▸ **Stated problem**
Each entry that follows must be output without any deviation.

▸ **Raw data**
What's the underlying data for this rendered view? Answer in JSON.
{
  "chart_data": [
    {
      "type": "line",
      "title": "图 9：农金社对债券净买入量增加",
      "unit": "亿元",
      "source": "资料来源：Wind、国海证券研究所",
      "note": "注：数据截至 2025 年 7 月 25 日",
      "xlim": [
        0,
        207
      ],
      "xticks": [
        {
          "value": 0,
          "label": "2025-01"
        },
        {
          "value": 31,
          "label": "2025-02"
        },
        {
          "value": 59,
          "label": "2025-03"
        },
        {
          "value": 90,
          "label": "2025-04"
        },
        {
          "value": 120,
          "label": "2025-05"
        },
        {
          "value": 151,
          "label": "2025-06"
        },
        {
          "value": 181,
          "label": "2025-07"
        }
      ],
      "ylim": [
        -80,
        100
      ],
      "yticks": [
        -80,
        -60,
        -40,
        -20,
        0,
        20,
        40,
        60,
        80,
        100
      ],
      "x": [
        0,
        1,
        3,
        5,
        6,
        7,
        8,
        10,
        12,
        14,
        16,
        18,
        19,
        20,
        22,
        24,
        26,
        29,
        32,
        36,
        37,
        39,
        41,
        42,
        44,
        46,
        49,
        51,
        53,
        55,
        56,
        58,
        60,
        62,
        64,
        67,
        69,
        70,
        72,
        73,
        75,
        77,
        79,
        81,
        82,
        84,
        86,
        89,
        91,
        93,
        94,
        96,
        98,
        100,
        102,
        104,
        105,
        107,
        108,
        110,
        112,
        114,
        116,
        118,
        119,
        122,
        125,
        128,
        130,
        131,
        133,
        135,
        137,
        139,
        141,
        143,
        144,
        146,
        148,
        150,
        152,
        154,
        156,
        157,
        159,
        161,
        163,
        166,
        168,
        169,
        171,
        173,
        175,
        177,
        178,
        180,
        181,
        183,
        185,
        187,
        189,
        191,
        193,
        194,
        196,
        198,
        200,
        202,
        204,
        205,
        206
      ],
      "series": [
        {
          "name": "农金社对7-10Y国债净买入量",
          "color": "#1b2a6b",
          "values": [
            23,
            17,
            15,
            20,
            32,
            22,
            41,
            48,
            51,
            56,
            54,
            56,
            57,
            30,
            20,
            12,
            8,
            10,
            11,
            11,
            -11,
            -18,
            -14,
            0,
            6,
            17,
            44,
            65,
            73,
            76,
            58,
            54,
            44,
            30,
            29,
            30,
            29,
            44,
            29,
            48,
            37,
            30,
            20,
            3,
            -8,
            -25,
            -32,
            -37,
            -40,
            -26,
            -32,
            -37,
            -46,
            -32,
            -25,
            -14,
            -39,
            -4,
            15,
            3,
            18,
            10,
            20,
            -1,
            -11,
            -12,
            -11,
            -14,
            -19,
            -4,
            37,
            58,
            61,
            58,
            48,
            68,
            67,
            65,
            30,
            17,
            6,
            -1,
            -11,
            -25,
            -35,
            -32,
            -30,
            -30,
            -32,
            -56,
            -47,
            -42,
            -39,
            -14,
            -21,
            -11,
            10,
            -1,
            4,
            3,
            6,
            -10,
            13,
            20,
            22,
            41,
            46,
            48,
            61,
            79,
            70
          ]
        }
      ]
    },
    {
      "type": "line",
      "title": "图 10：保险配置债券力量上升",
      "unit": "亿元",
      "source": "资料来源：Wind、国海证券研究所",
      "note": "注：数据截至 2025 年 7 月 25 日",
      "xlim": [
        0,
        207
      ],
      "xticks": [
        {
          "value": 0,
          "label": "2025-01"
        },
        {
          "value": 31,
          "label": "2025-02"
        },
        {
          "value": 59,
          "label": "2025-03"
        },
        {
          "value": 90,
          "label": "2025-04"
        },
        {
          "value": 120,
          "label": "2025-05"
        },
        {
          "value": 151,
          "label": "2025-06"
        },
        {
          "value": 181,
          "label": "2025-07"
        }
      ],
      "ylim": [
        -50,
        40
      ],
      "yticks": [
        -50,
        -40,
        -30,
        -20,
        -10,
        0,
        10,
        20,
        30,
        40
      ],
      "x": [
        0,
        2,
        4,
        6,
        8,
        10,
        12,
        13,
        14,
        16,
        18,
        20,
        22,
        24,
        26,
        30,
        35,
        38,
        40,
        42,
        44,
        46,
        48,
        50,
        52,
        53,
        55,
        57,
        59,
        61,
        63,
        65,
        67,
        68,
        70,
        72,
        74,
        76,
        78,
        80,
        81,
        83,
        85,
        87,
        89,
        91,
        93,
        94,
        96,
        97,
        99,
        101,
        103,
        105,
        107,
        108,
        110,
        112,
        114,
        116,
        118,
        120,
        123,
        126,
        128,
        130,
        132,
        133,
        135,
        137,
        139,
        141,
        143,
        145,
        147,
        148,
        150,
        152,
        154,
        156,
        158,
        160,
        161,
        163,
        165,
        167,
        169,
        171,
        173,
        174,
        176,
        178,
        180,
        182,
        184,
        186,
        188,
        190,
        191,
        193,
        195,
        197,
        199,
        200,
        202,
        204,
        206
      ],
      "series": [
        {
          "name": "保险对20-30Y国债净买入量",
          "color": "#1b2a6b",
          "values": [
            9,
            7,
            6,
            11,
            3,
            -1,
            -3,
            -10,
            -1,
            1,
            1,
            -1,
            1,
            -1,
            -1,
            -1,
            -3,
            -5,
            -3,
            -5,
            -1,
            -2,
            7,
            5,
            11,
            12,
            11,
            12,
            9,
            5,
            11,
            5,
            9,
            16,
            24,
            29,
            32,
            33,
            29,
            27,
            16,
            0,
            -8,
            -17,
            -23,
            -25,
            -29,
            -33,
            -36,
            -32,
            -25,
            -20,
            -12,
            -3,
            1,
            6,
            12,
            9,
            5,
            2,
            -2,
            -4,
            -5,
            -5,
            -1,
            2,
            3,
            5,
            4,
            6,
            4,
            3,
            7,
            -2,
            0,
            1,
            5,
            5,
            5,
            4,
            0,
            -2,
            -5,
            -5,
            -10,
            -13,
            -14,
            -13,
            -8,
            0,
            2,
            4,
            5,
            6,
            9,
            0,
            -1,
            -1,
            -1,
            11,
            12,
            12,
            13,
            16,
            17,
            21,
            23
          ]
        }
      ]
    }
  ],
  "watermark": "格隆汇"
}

▸ **Problem solution**
What's the underlying data for this rendered view? Answer in JSON.
{
  "chart_data": [
    {
      "type": "line",
      "title": "图 9：农金社对债券净买入量增加",
      "unit": "亿元",
      "source": "资料来源：Wind、国海证券研究所",
      "note": "注：数据截至 2025 年 7 月 25 日",
      "xlim": [
        0,
        207
      ],
      "xticks": [
        {
          "value": 0,
          "label": "2025-01"
        },
        {
          "value": 31,
          "label": "2025-02"
        },
        {
          "value": 59,
          "label": "2025-03"
        },
        {
          "value": 90,
          "label": "2025-04"
        },
        {
          "value": 120,
          "label": "2025-05"
        },
        {
          "value": 151,
          "label": "2025-06"
        },
        {
          "value": 181,
          "label": "2025-07"
        }
      ],
      "ylim": [
        -80,
        100
      ],
      "yticks": [
        -80,
        -60,
        -40,
        -20,
        0,
        20,
        40,
        60,
        80,
        100
      ],
      "x": [
        0,
        1,
        3,
        5,
        6,
        7,
        8,
        10,
        12,
        14,
        16,
        18,
        19,
        20,
        22,
        24,
        26,
        29,
        32,
        36,
        37,
        39,
        41,
        42,
        44,
        46,
        49,
        51,
        53,
        55,
        56,
        58,
        60,
        62,
        64,
        67,
        69,
        70,
        72,
        73,
        75,
        77,
        79,
        81,
        82,
        84,
        86,
        89,
        91,
        93,
        94,
        96,
        98,
        100,
        102,
        104,
        105,
        107,
        108,
        110,
        112,
        114,
        116,
        118,
        119,
        122,
        125,
        128,
        130,
        131,
        133,
        135,
        137,
        139,
        141,
        143,
        144,
        146,
        148,
        150,
        152,
        154,
        156,
        157,
        159,
        161,
        163,
        166,
        168,
        169,
        171,
        173,
        175,
        177,
        178,
        180,
        181,
        183,
        185,
        187,
        189,
        191,
        193,
        194,
        196,
        198,
        200,
        202,
        204,
        205,
        206
      ],
      "series": [
        {
          "name": "农金社对7-10Y国债净买入量",
          "color": "#1b2a6b",
          "values": [
            23,
            17,
            15,
            20,
            32,
            22,
            41,
            48,
            51,
            56,
            54,
            56,
            57,
            30,
            20,
            12,
            8,
            10,
            11,
            11,
            -11,
            -18,
            -14,
            0,
            6,
            17,
            44,
            65,
            73,
            76,
            58,
            54,
            44,
            30,
            29,
            30,
            29,
            44,
            29,
            48,
            37,
            30,
            20,
            3,
            -8,
            -25,
            -32,
            -37,
            -40,
            -26,
            -32,
            -37,
            -46,
            -32,
            -25,
            -14,
            -39,
            -4,
            15,
            3,
            18,
            10,
            20,
            -1,
            -11,
            -12,
            -11,
            -14,
            -19,
            -4,
            37,
            58,
            61,
            58,
            48,
            68,
            67,
            65,
            30,
            17,
            6,
            -1,
            -11,
            -25,
            -35,
            -32,
            -30,
            -30,
            -32,
            -56,
            -47,
            -42,
            -39,
            -14,
            -21,
            -11,
            10,
            -1,
            4,
            3,
            6,
            -10,
            13,
            20,
            22,
            41,
            46,
            48,
            61,
            79,
            70
          ]
        }
      ]
    },
    {
      "type": "line",
      "title": "图 10：保险配置债券力量上升",
      "unit": "亿元",
      "source": "资料来源：Wind、国海证券研究所",
      "note": "注：数据截至 2025 年 7 月 25 日",
      "xlim": [
        0,
        207
      ],
      "xticks": [
        {
          "value": 0,
          "label": "2025-01"
        },
        {
          "value": 31,
          "label": "2025-02"
        },
        {
          "value": 59,
          "label": "2025-03"
        },
        {
          "value": 90,
          "label": "2025-04"
        },
        {
          "value": 120,
          "label": "2025-05"
        },
        {
          "value": 151,
          "label": "2025-06"
        },
        {
          "value": 181,
          "label": "2025-07"
        }
      ],
      "ylim": [
        -50,
        40
      ],
      "yticks": [
        -50,
        -40,
        -30,
        -20,
        -10,
        0,
        10,
        20,
        30,
        40
      ],
      "x": [
        0,
        2,
        4,
        6,
        8,
        10,
        12,
        13,
        14,
        16,
        18,
        20,
        22,
        24,
        26,
        30,
        35,
        38,
        40,
        42,
        44,
        46,
        48,
        50,
        52,
        53,
        55,
        57,
        59,
        61,
        63,
        65,
        67,
        68,
        70,
        72,
        74,
        76,
        78,
        80,
        81,
        83,
        85,
        87,
        89,
        91,
        93,
        94,
        96,
        97,
        99,
        101,
        103,
        105,
        107,
        108,
        110,
        112,
        114,
        116,
        118,
        120,
        123,
        126,
        128,
        130,
        132,
        133,
        135,
        137,
        139,
        141,
        143,
        145,
        147,
        148,
        150,
        152,
        154,
        156,
        158,
        160,
        161,
        163,
        165,
        167,
        169,
        171,
        173,
        174,
        176,
        178,
        180,
        182,
        184,
        186,
        188,
        190,
        191,
        193,
        195,
        197,
        199,
        200,
        202,
        204,
        206
      ],
      "series": [
        {
          "name": "保险对20-30Y国债净买入量",
          "color": "#1b2a6b",
          "values": [
            9,
            7,
            6,
            11,
            3,
            -1,
            -3,
            -10,
            -1,
            1,
            1,
            -1,
            1,
            -1,
            -1,
            -1,
            -3,
            -5,
            -3,
            -5,
            -1,
            -2,
            7,
            5,
            11,
            12,
            11,
            12,
            9,
            5,
            11,
            5,
            9,
            16,
            24,
            29,
            32,
            33,
            29,
            27,
            16,
            0,
            -8,
            -17,
            -23,
            -25,
            -29,
            -33,
            -36,
            -32,
            -25,
            -20,
            -12,
            -3,
            1,
            6,
            12,
            9,
            5,
            2,
            -2,
            -4,
            -5,
            -5,
            -1,
            2,
            3,
            5,
            4,
            6,
            4,
            3,
            7,
            -2,
            0,
            1,
            5,
            5,
            5,
            4,
            0,
            -2,
            -5,
            -5,
            -10,
            -13,
            -14,
            -13,
            -8,
            0,
            2,
            4,
            5,
            6,
            9,
            0,
            -1,
            -1,
            -1,
            11,
            12,
            12,
            13,
            16,
            17,
            21,
            23
          ]
        }
      ]
    }
  ],
  "watermark": "格隆汇"
}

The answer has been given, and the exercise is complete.